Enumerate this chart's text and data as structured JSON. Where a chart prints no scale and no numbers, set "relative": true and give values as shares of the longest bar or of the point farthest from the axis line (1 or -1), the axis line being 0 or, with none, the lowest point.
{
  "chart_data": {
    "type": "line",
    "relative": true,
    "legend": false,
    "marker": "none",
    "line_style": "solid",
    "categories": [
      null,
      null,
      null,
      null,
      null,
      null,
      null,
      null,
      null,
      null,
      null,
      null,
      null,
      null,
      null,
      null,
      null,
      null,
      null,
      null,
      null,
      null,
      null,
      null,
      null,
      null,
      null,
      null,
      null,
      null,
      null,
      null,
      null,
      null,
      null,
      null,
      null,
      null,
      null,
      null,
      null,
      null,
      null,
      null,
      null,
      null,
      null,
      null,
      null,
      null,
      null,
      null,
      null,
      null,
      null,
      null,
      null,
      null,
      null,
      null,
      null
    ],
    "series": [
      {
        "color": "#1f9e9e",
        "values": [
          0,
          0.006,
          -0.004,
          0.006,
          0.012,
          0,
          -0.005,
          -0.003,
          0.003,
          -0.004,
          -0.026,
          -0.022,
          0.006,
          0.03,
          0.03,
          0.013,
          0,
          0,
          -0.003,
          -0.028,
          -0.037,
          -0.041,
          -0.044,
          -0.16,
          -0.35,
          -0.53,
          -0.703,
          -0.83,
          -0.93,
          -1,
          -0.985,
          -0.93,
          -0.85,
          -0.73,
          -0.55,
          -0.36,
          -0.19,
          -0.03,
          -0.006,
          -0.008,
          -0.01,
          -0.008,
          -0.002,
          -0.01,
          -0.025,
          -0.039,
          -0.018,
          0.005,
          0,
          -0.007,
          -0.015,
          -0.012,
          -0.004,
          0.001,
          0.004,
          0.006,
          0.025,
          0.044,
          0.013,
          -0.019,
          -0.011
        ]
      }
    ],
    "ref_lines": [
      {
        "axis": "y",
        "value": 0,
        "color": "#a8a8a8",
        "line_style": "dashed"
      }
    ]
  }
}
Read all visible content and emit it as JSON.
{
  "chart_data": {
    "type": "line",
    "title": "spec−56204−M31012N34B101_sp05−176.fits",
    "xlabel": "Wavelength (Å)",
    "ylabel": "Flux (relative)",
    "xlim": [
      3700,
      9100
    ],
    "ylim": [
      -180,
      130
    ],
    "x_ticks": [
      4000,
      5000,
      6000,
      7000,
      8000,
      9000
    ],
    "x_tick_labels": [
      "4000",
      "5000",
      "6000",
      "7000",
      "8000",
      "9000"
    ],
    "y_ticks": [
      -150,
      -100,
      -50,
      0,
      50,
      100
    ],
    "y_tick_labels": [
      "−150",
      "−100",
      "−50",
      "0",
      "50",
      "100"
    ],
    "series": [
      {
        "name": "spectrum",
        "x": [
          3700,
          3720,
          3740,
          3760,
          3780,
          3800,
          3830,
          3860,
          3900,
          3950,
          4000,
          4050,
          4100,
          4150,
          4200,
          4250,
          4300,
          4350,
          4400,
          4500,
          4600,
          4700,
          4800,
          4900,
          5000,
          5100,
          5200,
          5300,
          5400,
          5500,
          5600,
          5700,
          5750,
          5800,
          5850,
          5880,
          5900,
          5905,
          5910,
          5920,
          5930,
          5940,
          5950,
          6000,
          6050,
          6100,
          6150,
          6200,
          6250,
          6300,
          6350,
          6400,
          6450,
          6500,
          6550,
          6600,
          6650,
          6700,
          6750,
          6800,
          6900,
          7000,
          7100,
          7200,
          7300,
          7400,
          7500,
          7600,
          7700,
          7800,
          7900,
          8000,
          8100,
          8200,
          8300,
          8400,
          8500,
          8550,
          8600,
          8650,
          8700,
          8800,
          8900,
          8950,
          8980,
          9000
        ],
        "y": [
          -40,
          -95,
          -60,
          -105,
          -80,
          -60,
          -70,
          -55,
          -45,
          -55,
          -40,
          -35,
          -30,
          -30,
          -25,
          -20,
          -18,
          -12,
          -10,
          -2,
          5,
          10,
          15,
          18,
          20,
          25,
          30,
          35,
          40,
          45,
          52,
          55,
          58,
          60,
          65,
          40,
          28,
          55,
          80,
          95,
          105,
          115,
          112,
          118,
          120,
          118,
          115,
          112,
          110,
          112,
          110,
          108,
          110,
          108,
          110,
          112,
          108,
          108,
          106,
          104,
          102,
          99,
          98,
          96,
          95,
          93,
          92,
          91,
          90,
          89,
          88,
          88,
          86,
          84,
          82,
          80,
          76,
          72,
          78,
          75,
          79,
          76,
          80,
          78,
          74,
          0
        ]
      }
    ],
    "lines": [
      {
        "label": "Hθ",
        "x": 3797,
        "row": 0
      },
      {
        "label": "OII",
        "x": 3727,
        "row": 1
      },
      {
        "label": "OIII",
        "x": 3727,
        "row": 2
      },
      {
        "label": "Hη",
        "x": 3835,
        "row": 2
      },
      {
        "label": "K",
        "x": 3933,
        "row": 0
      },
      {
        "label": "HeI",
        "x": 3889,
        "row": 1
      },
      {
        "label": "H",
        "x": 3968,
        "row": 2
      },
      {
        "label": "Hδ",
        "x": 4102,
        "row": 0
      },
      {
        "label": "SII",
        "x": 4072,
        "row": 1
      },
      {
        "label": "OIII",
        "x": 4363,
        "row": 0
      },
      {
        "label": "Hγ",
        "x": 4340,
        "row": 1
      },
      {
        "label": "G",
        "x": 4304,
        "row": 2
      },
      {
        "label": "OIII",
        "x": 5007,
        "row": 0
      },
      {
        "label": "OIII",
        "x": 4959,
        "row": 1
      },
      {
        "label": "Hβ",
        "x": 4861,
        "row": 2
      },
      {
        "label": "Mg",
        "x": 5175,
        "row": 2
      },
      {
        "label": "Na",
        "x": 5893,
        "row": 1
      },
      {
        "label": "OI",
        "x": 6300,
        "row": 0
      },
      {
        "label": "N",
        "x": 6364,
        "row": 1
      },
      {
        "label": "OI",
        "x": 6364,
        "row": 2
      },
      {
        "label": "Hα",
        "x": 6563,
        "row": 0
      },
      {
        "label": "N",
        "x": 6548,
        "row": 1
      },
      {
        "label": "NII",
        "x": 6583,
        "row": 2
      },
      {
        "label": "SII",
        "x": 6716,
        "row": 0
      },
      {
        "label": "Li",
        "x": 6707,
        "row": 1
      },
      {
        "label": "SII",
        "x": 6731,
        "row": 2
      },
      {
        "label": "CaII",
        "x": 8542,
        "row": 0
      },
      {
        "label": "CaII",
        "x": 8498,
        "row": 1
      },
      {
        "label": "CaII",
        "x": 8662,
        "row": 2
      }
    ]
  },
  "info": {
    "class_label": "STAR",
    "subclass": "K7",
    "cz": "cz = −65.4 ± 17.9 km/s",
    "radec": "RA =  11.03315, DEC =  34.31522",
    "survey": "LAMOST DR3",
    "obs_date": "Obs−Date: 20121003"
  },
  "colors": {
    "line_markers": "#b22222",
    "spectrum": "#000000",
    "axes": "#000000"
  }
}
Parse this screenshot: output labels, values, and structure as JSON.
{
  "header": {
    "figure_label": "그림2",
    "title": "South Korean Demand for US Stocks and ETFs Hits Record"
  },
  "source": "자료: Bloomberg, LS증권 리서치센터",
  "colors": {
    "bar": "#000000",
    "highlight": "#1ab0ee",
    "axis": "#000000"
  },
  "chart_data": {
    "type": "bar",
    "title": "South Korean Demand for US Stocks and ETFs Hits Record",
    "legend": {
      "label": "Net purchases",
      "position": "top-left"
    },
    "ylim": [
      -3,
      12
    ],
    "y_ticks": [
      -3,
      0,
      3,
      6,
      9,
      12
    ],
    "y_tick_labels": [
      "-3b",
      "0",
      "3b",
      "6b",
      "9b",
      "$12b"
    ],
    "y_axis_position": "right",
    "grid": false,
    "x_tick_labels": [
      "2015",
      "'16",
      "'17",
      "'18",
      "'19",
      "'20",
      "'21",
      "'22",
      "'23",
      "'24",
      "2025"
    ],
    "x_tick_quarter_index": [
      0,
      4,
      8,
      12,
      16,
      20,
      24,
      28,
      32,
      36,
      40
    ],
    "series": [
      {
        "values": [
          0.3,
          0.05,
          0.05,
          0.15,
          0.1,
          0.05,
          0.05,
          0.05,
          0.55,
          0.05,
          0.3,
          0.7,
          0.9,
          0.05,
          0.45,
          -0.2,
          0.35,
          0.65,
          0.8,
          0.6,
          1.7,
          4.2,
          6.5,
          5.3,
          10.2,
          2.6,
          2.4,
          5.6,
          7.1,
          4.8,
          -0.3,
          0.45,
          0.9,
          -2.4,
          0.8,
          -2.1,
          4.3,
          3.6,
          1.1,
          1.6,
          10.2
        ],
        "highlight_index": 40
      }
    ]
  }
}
----------------------------------------
Check each line of the entries above, and show every one holding the word "this".

Enumerate this chart's text and data as structured JSON. Where a chart prints no scale and no numbers, set "relative": true and give values as shares of the longest bar or of the point farthest from the axis line (1 or -1), the axis line being 0 or, with none, the lowest point.
Parse this screenshot: output labels, values, and structure as JSON.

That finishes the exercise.